#### RECORD LIST:
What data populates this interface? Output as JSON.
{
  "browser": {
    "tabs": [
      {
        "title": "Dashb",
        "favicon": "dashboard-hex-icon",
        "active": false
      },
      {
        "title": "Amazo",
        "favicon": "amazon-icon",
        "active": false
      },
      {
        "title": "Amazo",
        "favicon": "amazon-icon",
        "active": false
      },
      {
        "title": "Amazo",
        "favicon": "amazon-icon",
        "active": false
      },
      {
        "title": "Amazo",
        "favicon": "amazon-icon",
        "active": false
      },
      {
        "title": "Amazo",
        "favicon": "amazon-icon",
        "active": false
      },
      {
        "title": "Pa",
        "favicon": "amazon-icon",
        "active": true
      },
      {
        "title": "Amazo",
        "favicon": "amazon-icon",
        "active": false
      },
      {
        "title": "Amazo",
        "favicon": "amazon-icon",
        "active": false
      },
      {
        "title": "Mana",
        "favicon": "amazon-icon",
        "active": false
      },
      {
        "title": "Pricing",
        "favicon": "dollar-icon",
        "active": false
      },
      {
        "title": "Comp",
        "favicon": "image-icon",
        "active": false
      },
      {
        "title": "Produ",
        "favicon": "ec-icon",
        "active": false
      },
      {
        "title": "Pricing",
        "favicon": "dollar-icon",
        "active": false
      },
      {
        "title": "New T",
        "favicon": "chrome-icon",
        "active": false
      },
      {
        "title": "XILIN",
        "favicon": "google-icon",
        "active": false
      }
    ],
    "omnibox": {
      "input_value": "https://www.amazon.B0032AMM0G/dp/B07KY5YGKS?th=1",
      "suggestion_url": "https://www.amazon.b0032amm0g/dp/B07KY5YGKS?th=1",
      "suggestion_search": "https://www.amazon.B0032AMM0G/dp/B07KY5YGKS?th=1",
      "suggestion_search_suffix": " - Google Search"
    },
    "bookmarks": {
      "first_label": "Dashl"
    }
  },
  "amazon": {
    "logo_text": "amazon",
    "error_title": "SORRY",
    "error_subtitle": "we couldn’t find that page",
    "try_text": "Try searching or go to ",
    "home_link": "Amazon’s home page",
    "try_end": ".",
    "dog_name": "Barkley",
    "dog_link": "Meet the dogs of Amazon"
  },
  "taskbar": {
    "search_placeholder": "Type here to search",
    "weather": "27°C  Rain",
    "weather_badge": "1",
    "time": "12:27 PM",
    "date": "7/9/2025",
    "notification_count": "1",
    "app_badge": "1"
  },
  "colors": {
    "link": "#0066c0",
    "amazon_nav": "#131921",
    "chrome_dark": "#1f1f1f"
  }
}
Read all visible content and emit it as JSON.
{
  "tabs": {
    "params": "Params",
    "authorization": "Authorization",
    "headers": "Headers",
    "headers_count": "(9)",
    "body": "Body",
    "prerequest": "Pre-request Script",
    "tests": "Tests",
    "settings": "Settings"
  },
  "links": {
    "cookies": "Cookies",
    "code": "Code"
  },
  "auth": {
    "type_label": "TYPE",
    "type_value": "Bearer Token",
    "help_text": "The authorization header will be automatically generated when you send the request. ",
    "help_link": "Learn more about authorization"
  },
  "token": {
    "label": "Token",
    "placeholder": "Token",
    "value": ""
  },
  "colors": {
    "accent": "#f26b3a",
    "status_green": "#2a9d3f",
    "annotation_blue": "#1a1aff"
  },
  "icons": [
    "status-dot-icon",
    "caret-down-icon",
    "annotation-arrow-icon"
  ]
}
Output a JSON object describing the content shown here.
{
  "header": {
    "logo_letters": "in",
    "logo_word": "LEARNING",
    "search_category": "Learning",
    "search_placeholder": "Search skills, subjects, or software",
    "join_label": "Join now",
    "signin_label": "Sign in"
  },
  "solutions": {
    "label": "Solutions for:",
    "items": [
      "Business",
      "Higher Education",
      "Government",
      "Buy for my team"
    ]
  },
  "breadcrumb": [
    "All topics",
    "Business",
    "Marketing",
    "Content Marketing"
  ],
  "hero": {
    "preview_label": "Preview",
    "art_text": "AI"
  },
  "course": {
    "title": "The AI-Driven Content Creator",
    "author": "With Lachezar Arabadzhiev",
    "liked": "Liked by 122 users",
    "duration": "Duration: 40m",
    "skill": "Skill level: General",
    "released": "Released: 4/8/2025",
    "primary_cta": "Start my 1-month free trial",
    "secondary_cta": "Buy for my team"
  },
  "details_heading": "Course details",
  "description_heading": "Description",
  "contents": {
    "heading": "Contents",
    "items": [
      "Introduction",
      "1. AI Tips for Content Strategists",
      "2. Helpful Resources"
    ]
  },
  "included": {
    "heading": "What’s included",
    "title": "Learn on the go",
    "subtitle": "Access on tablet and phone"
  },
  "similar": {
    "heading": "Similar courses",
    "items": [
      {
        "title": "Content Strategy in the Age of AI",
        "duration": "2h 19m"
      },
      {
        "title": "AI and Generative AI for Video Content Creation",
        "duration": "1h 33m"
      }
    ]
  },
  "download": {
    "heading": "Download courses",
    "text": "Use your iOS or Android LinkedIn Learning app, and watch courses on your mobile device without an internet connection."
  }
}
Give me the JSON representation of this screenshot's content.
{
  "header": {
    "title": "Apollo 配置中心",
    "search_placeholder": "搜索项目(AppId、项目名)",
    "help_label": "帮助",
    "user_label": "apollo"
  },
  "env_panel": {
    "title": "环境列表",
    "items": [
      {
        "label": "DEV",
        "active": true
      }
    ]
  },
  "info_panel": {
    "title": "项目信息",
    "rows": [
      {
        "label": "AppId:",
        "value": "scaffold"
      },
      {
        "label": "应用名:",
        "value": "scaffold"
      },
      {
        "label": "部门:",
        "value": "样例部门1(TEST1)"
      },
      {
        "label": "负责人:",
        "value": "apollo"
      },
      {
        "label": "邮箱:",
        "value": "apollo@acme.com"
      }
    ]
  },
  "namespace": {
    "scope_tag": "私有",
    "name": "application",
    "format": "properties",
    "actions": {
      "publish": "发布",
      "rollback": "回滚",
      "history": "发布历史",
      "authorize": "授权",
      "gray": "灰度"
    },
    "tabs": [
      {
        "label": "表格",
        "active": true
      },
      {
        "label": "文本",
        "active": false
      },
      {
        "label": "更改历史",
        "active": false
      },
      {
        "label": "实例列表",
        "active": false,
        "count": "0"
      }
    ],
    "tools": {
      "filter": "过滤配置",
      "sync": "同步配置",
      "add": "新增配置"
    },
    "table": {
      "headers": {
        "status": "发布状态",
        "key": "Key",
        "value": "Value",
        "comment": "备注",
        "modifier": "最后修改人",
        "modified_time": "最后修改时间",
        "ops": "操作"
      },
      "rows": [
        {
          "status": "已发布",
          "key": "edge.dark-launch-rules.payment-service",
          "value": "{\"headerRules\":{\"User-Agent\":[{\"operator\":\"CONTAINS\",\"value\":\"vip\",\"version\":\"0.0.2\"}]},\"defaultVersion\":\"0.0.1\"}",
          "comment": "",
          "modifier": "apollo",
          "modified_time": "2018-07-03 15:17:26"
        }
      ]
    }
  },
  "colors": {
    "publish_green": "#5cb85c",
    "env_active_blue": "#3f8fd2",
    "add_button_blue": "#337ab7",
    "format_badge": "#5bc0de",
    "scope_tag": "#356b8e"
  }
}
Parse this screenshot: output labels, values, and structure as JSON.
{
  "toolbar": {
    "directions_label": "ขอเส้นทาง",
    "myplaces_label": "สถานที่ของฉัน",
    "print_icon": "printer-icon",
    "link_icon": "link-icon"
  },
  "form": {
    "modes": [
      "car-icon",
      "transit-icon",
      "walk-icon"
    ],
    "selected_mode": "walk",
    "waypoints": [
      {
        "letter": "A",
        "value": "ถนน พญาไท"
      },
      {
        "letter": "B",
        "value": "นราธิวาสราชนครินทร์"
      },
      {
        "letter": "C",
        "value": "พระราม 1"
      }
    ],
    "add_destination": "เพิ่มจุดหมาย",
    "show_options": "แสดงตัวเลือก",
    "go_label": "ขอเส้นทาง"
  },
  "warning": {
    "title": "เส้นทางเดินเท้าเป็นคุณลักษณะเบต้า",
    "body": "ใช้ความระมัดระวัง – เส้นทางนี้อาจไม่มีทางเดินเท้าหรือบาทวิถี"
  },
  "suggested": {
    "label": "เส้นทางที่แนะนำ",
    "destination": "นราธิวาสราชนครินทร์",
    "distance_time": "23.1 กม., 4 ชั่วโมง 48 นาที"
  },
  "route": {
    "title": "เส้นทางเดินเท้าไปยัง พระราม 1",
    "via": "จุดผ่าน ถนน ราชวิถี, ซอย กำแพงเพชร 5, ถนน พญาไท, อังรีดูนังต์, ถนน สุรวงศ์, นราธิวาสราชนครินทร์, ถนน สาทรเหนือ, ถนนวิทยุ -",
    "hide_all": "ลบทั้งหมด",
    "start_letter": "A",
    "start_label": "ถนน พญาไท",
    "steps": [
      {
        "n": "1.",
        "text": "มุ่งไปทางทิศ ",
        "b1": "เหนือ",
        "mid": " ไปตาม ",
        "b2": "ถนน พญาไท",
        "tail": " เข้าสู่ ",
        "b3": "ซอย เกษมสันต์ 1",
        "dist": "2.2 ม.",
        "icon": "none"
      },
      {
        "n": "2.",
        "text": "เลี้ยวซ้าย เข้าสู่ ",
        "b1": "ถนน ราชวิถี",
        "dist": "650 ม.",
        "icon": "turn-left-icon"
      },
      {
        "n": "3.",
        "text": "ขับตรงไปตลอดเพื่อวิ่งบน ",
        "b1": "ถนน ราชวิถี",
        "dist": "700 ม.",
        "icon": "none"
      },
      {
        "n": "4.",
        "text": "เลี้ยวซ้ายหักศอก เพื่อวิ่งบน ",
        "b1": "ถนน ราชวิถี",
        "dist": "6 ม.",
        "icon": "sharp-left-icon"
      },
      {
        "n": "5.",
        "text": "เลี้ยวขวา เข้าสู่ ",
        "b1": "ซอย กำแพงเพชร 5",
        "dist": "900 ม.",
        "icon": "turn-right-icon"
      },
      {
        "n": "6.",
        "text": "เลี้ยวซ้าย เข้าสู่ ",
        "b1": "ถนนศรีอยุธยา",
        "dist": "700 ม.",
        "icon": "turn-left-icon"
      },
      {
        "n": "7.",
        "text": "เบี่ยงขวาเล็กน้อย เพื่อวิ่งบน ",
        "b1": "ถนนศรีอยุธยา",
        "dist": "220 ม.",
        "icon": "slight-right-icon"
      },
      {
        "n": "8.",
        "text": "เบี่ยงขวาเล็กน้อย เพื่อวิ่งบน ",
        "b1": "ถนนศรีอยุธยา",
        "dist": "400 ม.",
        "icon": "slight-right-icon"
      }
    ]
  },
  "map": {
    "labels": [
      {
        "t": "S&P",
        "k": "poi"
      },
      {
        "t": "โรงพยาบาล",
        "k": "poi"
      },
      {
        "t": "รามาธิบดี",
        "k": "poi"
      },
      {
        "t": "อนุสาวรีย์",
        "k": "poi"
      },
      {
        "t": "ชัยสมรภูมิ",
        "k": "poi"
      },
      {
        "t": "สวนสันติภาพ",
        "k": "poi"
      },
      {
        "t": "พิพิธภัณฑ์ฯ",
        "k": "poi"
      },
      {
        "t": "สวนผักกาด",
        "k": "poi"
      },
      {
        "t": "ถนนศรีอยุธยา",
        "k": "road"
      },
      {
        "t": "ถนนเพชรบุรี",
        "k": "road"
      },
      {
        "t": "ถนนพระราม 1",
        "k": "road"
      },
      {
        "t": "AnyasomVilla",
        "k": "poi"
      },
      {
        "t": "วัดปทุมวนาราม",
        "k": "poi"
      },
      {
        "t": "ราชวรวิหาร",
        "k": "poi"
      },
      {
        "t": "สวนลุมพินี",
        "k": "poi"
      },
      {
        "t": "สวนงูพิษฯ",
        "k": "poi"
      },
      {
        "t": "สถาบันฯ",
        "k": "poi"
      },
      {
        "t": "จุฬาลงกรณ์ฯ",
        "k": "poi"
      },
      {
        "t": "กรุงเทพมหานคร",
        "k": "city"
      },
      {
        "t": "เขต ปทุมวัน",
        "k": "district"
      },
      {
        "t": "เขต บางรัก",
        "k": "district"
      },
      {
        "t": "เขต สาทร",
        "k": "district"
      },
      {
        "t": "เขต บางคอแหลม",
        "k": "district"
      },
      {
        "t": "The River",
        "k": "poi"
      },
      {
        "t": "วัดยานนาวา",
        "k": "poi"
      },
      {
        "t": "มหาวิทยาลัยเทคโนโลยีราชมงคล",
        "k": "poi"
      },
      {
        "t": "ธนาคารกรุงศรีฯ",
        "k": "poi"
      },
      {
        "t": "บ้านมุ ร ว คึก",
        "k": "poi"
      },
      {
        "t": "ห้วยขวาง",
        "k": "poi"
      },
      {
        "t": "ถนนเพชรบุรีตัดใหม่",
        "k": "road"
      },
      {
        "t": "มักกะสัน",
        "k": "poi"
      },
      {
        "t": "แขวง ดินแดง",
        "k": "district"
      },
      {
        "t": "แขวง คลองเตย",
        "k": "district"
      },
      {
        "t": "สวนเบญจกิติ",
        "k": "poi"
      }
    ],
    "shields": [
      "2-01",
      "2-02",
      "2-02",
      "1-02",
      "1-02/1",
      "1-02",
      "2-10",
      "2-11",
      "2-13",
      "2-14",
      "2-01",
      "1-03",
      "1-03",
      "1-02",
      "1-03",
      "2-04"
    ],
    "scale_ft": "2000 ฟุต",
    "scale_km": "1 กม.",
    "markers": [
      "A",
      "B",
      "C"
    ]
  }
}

#### STATED TASK:
Single out each line of the records above with the string "นทางเด" in it, and copy it.

#### WRITTEN SOLUTION:
    "title": "เส้นทางเดินเท้าเป็นคุณลักษณะเบต้า",
    "title": "เส้นทางเดินเท้าไปยัง พระราม 1",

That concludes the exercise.